* start *

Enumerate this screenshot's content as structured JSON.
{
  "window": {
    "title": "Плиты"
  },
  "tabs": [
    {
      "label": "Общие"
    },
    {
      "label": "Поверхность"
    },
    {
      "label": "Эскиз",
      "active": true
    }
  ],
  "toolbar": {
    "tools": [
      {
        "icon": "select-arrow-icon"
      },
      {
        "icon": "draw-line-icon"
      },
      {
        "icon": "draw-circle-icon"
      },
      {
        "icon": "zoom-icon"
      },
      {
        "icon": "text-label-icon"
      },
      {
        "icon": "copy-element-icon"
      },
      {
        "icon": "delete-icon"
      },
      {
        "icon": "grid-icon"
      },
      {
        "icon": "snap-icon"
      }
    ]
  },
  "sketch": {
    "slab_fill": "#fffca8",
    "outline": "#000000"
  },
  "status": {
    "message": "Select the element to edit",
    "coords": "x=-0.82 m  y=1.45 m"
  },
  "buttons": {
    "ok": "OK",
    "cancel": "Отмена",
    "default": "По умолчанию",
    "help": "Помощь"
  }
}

* end *

** Request **
From the records above, pull out each line that has "label".

** Answer to this exercise **
      "label": "Общие"
      "label": "Поверхность"
      "label": "Эскиз",
        "icon": "text-label-icon"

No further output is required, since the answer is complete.